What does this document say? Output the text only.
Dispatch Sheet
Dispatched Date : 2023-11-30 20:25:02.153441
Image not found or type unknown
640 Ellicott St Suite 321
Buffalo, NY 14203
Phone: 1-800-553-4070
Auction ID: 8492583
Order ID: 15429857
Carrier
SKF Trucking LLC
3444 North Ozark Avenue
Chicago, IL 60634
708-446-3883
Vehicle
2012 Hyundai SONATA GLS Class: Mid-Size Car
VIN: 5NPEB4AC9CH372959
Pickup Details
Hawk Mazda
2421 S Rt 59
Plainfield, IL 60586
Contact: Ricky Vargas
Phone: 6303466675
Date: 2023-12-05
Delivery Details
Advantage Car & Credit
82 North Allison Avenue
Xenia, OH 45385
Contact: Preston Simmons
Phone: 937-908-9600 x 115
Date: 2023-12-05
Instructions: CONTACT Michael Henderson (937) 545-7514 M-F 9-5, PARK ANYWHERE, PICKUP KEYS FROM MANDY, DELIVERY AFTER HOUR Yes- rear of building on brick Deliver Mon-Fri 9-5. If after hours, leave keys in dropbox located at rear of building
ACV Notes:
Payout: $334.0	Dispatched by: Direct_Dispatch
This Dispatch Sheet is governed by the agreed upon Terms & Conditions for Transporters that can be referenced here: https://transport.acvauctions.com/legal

# # # # #

_Aim_
Of the lines above, how many hold the string "North"? Answer with only the number.

_Solution to the problem_
2